Excerpts from a figure dataset
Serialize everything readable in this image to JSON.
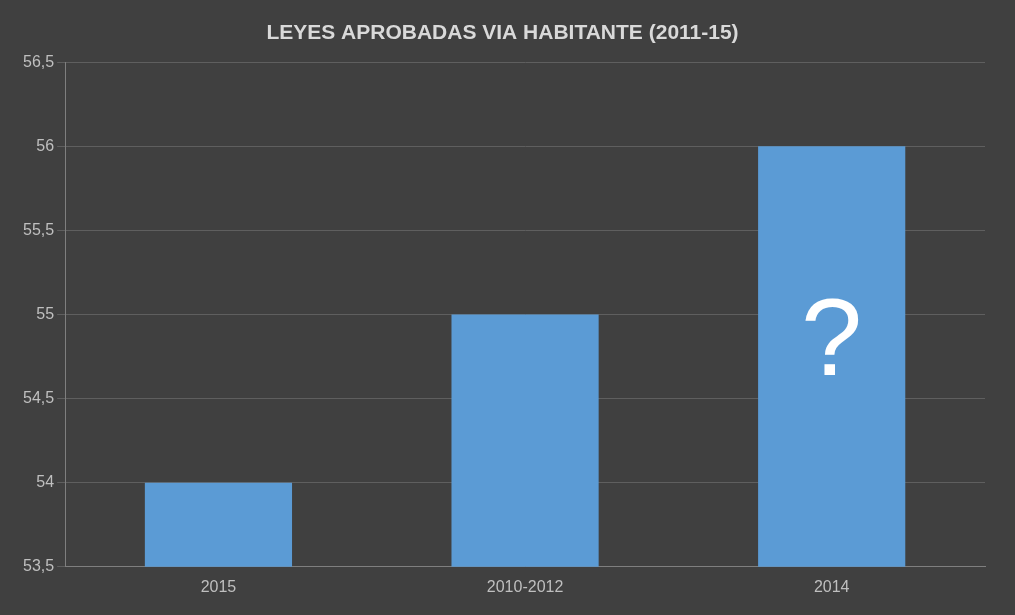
{
  "chart_data": {
    "type": "bar",
    "title": "LEYES APROBADAS VIA HABITANTE (2011-15)",
    "categories": [
      "2015",
      "2010-2012",
      "2014"
    ],
    "values": [
      54,
      55,
      56
    ],
    "color": "#5b9bd5",
    "ylim": [
      53.5,
      56.5
    ],
    "yticks": [
      {
        "value": 53.5,
        "label": "53,5"
      },
      54,
      {
        "value": 54.5,
        "label": "54,5"
      },
      55,
      {
        "value": 55.5,
        "label": "55,5"
      },
      56,
      {
        "value": 56.5,
        "label": "56,5"
      }
    ],
    "grid": true,
    "annotation": "?"
  }
}
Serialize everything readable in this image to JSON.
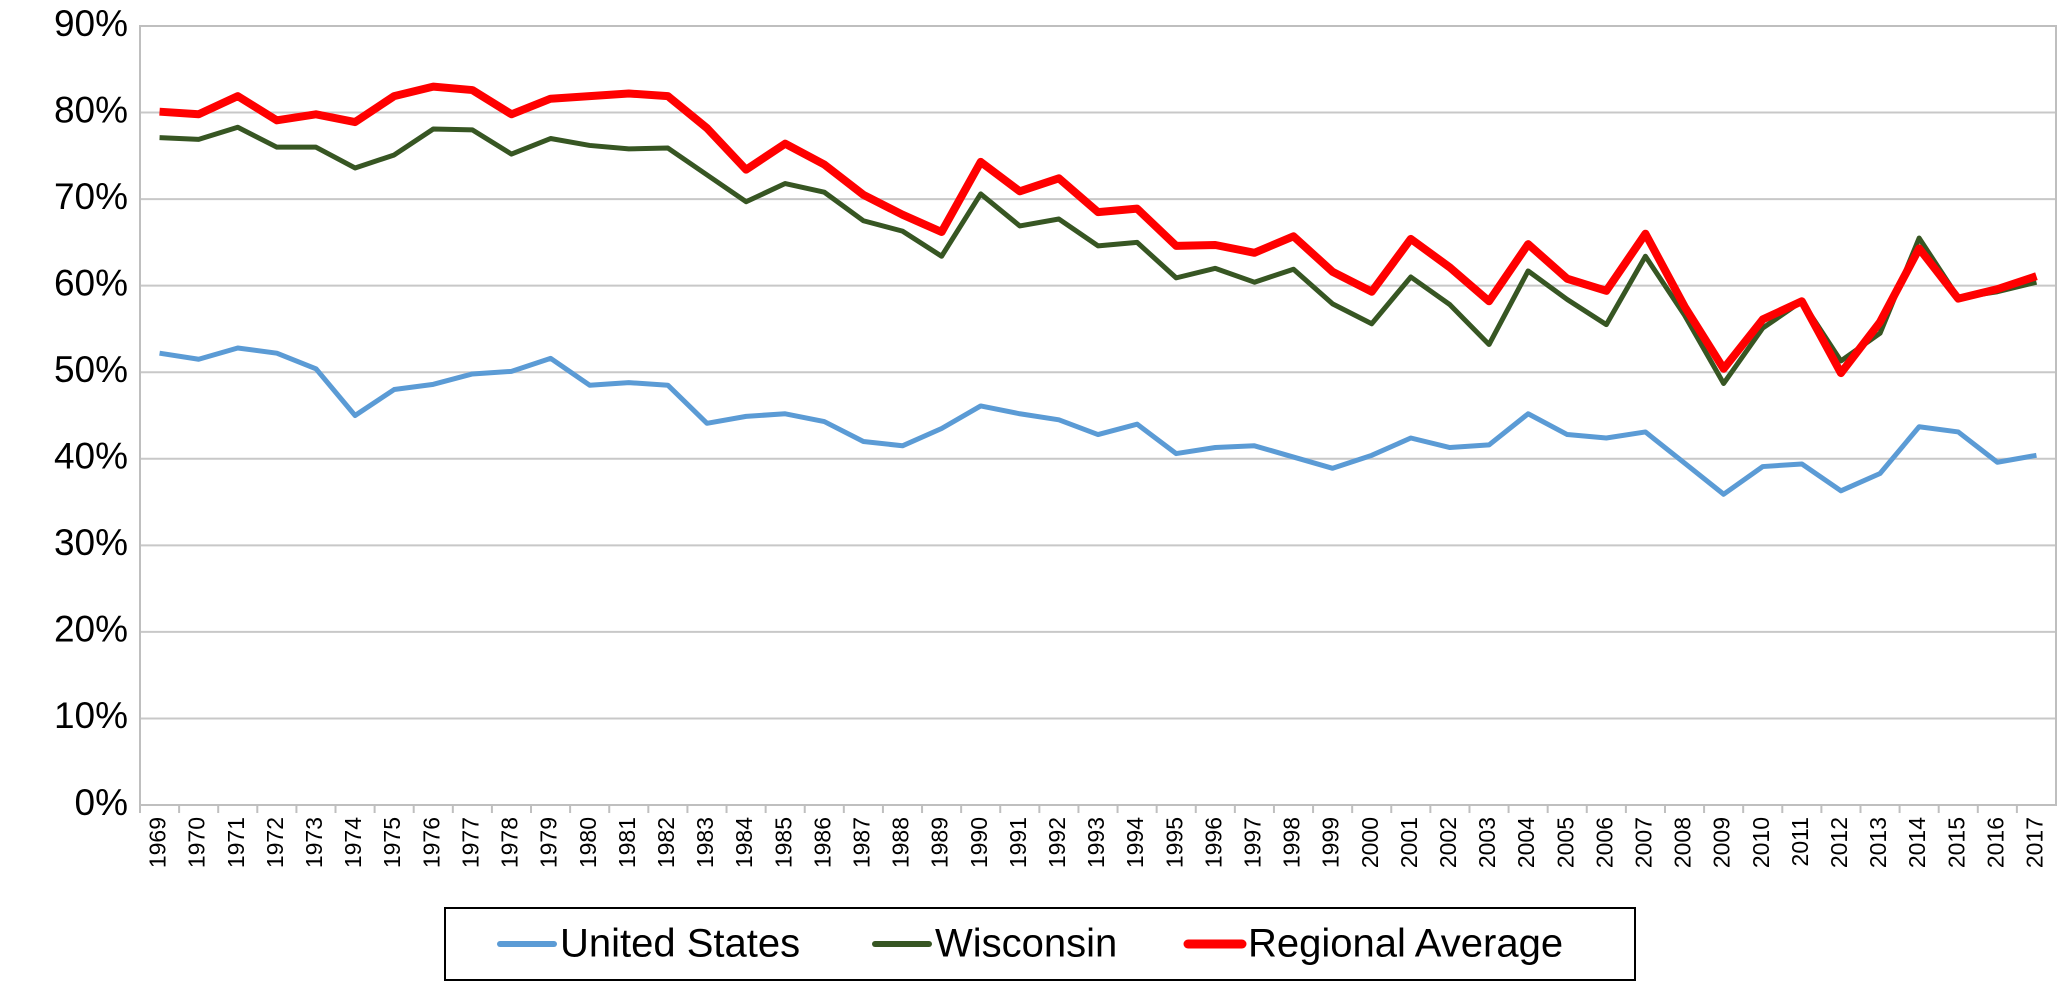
{
  "chart_data": {
    "type": "line",
    "categories": [
      "1969",
      "1970",
      "1971",
      "1972",
      "1973",
      "1974",
      "1975",
      "1976",
      "1977",
      "1978",
      "1979",
      "1980",
      "1981",
      "1982",
      "1983",
      "1984",
      "1985",
      "1986",
      "1987",
      "1988",
      "1989",
      "1990",
      "1991",
      "1992",
      "1993",
      "1994",
      "1995",
      "1996",
      "1997",
      "1998",
      "1999",
      "2000",
      "2001",
      "2002",
      "2003",
      "2004",
      "2005",
      "2006",
      "2007",
      "2008",
      "2009",
      "2010",
      "2011",
      "2012",
      "2013",
      "2014",
      "2015",
      "2016",
      "2017"
    ],
    "series": [
      {
        "name": "United States",
        "color": "#5b9bd5",
        "values": [
          52.2,
          51.5,
          52.8,
          52.2,
          50.4,
          45.0,
          48.0,
          48.6,
          49.8,
          50.1,
          51.6,
          48.5,
          48.8,
          48.5,
          44.1,
          44.9,
          45.2,
          44.3,
          42.0,
          41.5,
          43.5,
          46.1,
          45.2,
          44.5,
          42.8,
          44.0,
          40.6,
          41.3,
          41.5,
          40.2,
          38.9,
          40.4,
          42.4,
          41.3,
          41.6,
          45.2,
          42.8,
          42.4,
          43.1,
          39.5,
          35.9,
          39.1,
          39.4,
          36.3,
          38.3,
          43.7,
          43.1,
          39.6,
          40.4
        ]
      },
      {
        "name": "Wisconsin",
        "color": "#375623",
        "values": [
          77.1,
          76.9,
          78.3,
          76.0,
          76.0,
          73.6,
          75.1,
          78.1,
          78.0,
          75.2,
          77.0,
          76.2,
          75.8,
          75.9,
          72.8,
          69.7,
          71.8,
          70.8,
          67.5,
          66.3,
          63.4,
          70.6,
          66.9,
          67.7,
          64.6,
          65.0,
          60.9,
          62.0,
          60.4,
          61.9,
          57.9,
          55.6,
          61.0,
          57.8,
          53.2,
          61.7,
          58.4,
          55.5,
          63.4,
          56.6,
          48.7,
          55.1,
          58.2,
          51.3,
          54.5,
          65.5,
          58.6,
          59.3,
          60.4
        ]
      },
      {
        "name": "Regional Average",
        "color": "#ff0000",
        "values": [
          80.1,
          79.8,
          81.9,
          79.1,
          79.8,
          78.9,
          81.9,
          83.0,
          82.6,
          79.8,
          81.6,
          81.9,
          82.2,
          81.9,
          78.2,
          73.4,
          76.4,
          74.0,
          70.5,
          68.2,
          66.2,
          74.3,
          70.9,
          72.4,
          68.5,
          68.9,
          64.6,
          64.7,
          63.8,
          65.7,
          61.6,
          59.3,
          65.4,
          62.1,
          58.2,
          64.8,
          60.8,
          59.4,
          66.0,
          57.6,
          50.4,
          56.1,
          58.2,
          49.9,
          55.8,
          64.3,
          58.5,
          59.6,
          61.1
        ]
      }
    ],
    "ylim": [
      0,
      90
    ],
    "yticks": [
      {
        "value": 0,
        "label": "0%"
      },
      {
        "value": 10,
        "label": "10%"
      },
      {
        "value": 20,
        "label": "20%"
      },
      {
        "value": 30,
        "label": "30%"
      },
      {
        "value": 40,
        "label": "40%"
      },
      {
        "value": 50,
        "label": "50%"
      },
      {
        "value": 60,
        "label": "60%"
      },
      {
        "value": 70,
        "label": "70%"
      },
      {
        "value": 80,
        "label": "80%"
      },
      {
        "value": 90,
        "label": "90%"
      }
    ],
    "grid": true,
    "legend": "bottom"
  }
}
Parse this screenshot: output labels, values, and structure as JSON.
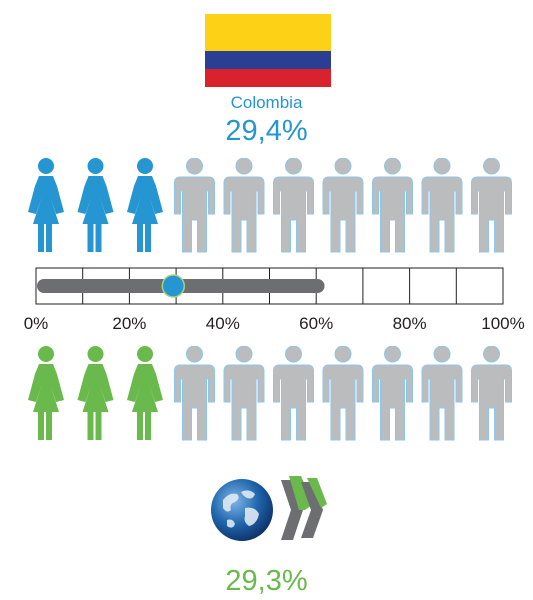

**CHALLENGE**
Leave out the pictures and retype every line above exactly.

**WRITTEN ANSWER**
Serialize everything readable in this image to JSON.
{
  "chart_data": {
    "type": "bar",
    "title": "LEYES APROBADAS VIA HABITANTE (2011-15)",
    "categories": [
      "2015",
      "2010-2012",
      "2014"
    ],
    "values": [
      54,
      55,
      56
    ],
    "color": "#5b9bd5",
    "ylim": [
      53.5,
      56.5
    ],
    "yticks": [
      {
        "value": 53.5,
        "label": "53,5"
      },
      54,
      {
        "value": 54.5,
        "label": "54,5"
      },
      55,
      {
        "value": 55.5,
        "label": "55,5"
      },
      56,
      {
        "value": 56.5,
        "label": "56,5"
      }
    ],
    "grid": true,
    "annotation": "?"
  }
}
Serialize everything readable in this image to JSON.
{
  "chart_data": {
    "type": "line",
    "categories": [
      "1969",
      "1970",
      "1971",
      "1972",
      "1973",
      "1974",
      "1975",
      "1976",
      "1977",
      "1978",
      "1979",
      "1980",
      "1981",
      "1982",
      "1983",
      "1984",
      "1985",
      "1986",
      "1987",
      "1988",
      "1989",
      "1990",
      "1991",
      "1992",
      "1993",
      "1994",
      "1995",
      "1996",
      "1997",
      "1998",
      "1999",
      "2000",
      "2001",
      "2002",
      "2003",
      "2004",
      "2005",
      "2006",
      "2007",
      "2008",
      "2009",
      "2010",
      "2011",
      "2012",
      "2013",
      "2014",
      "2015",
      "2016",
      "2017"
    ],
    "series": [
      {
        "name": "United States",
        "color": "#5b9bd5",
        "values": [
          52.2,
          51.5,
          52.8,
          52.2,
          50.4,
          45.0,
          48.0,
          48.6,
          49.8,
          50.1,
          51.6,
          48.5,
          48.8,
          48.5,
          44.1,
          44.9,
          45.2,
          44.3,
          42.0,
          41.5,
          43.5,
          46.1,
          45.2,
          44.5,
          42.8,
          44.0,
          40.6,
          41.3,
          41.5,
          40.2,
          38.9,
          40.4,
          42.4,
          41.3,
          41.6,
          45.2,
          42.8,
          42.4,
          43.1,
          39.5,
          35.9,
          39.1,
          39.4,
          36.3,
          38.3,
          43.7,
          43.1,
          39.6,
          40.4
        ]
      },
      {
        "name": "Wisconsin",
        "color": "#375623",
        "values": [
          77.1,
          76.9,
          78.3,
          76.0,
          76.0,
          73.6,
          75.1,
          78.1,
          78.0,
          75.2,
          77.0,
          76.2,
          75.8,
          75.9,
          72.8,
          69.7,
          71.8,
          70.8,
          67.5,
          66.3,
          63.4,
          70.6,
          66.9,
          67.7,
          64.6,
          65.0,
          60.9,
          62.0,
          60.4,
          61.9,
          57.9,
          55.6,
          61.0,
          57.8,
          53.2,
          61.7,
          58.4,
          55.5,
          63.4,
          56.6,
          48.7,
          55.1,
          58.2,
          51.3,
          54.5,
          65.5,
          58.6,
          59.3,
          60.4
        ]
      },
      {
        "name": "Regional Average",
        "color": "#ff0000",
        "values": [
          80.1,
          79.8,
          81.9,
          79.1,
          79.8,
          78.9,
          81.9,
          83.0,
          82.6,
          79.8,
          81.6,
          81.9,
          82.2,
          81.9,
          78.2,
          73.4,
          76.4,
          74.0,
          70.5,
          68.2,
          66.2,
          74.3,
          70.9,
          72.4,
          68.5,
          68.9,
          64.6,
          64.7,
          63.8,
          65.7,
          61.6,
          59.3,
          65.4,
          62.1,
          58.2,
          64.8,
          60.8,
          59.4,
          66.0,
          57.6,
          50.4,
          56.1,
          58.2,
          49.9,
          55.8,
          64.3,
          58.5,
          59.6,
          61.1
        ]
      }
    ],
    "ylim": [
      0,
      90
    ],
    "yticks": [
      {
        "value": 0,
        "label": "0%"
      },
      {
        "value": 10,
        "label": "10%"
      },
      {
        "value": 20,
        "label": "20%"
      },
      {
        "value": 30,
        "label": "30%"
      },
      {
        "value": 40,
        "label": "40%"
      },
      {
        "value": 50,
        "label": "50%"
      },
      {
        "value": 60,
        "label": "60%"
      },
      {
        "value": 70,
        "label": "70%"
      },
      {
        "value": 80,
        "label": "80%"
      },
      {
        "value": 90,
        "label": "90%"
      }
    ],
    "grid": true,
    "legend": "bottom"
  }
}
Parse this screenshot: output labels, values, and structure as JSON.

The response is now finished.